▶ [WHAT THE EXERCISE ASKS]: Take the entries below and reproduce them word for word.

▶ [MATERIALS PROVIDED]:
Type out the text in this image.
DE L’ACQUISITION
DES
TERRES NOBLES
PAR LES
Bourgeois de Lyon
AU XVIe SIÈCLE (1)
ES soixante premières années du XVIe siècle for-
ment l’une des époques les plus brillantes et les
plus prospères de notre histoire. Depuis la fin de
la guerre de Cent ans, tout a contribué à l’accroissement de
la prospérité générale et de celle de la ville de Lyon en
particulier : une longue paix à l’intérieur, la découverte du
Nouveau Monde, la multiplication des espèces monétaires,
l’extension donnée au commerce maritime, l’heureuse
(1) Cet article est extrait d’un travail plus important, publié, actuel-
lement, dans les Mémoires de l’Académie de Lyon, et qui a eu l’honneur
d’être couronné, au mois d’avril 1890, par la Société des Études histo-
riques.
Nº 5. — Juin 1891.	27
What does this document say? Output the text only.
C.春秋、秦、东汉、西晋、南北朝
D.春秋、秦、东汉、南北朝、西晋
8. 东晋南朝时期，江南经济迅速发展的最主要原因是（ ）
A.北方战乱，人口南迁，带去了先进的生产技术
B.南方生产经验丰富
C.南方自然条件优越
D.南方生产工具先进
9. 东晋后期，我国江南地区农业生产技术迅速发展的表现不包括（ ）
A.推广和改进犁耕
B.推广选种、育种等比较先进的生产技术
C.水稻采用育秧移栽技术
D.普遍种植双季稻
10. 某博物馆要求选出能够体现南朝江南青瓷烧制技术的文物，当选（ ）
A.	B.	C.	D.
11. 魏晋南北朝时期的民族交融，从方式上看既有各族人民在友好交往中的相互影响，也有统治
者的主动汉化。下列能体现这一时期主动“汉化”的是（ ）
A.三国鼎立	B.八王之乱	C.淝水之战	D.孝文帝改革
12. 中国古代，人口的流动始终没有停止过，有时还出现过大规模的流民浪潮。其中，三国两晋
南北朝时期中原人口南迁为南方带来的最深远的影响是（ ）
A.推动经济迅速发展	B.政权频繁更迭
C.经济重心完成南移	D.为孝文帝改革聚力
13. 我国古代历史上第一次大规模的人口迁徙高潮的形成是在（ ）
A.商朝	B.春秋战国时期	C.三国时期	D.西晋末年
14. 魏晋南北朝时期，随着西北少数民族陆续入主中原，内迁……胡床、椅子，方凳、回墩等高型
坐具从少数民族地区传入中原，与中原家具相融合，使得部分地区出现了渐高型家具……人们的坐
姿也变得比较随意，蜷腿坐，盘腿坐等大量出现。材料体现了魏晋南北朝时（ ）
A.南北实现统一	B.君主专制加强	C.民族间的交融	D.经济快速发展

▶ [TASK SOLUTION]:
Type out the text in this image.
DE L’ACQUISITION
DES
TERRES NOBLES
PAR LES
Bourgeois de Lyon
AU XVIe SIÈCLE (1)
ES soixante premières années du XVIe siècle for-
ment l’une des époques les plus brillantes et les
plus prospères de notre histoire. Depuis la fin de
la guerre de Cent ans, tout a contribué à l’accroissement de
la prospérité générale et de celle de la ville de Lyon en
particulier : une longue paix à l’intérieur, la découverte du
Nouveau Monde, la multiplication des espèces monétaires,
l’extension donnée au commerce maritime, l’heureuse
(1) Cet article est extrait d’un travail plus important, publié, actuel-
lement, dans les Mémoires de l’Académie de Lyon, et qui a eu l’honneur
d’être couronné, au mois d’avril 1890, par la Société des Études histo-
riques.
Nº 5. — Juin 1891.	27
What does this document say? Output the text only.
C.春秋、秦、东汉、西晋、南北朝
D.春秋、秦、东汉、南北朝、西晋
8. 东晋南朝时期，江南经济迅速发展的最主要原因是（ ）
A.北方战乱，人口南迁，带去了先进的生产技术
B.南方生产经验丰富
C.南方自然条件优越
D.南方生产工具先进
9. 东晋后期，我国江南地区农业生产技术迅速发展的表现不包括（ ）
A.推广和改进犁耕
B.推广选种、育种等比较先进的生产技术
C.水稻采用育秧移栽技术
D.普遍种植双季稻
10. 某博物馆要求选出能够体现南朝江南青瓷烧制技术的文物，当选（ ）
A.	B.	C.	D.
11. 魏晋南北朝时期的民族交融，从方式上看既有各族人民在友好交往中的相互影响，也有统治
者的主动汉化。下列能体现这一时期主动“汉化”的是（ ）
A.三国鼎立	B.八王之乱	C.淝水之战	D.孝文帝改革
12. 中国古代，人口的流动始终没有停止过，有时还出现过大规模的流民浪潮。其中，三国两晋
南北朝时期中原人口南迁为南方带来的最深远的影响是（ ）
A.推动经济迅速发展	B.政权频繁更迭
C.经济重心完成南移	D.为孝文帝改革聚力
13. 我国古代历史上第一次大规模的人口迁徙高潮的形成是在（ ）
A.商朝	B.春秋战国时期	C.三国时期	D.西晋末年
14. 魏晋南北朝时期，随着西北少数民族陆续入主中原，内迁……胡床、椅子，方凳、回墩等高型
坐具从少数民族地区传入中原，与中原家具相融合，使得部分地区出现了渐高型家具……人们的坐
姿也变得比较随意，蜷腿坐，盘腿坐等大量出现。材料体现了魏晋南北朝时（ ）
A.南北实现统一	B.君主专制加强	C.民族间的交融	D.经济快速发展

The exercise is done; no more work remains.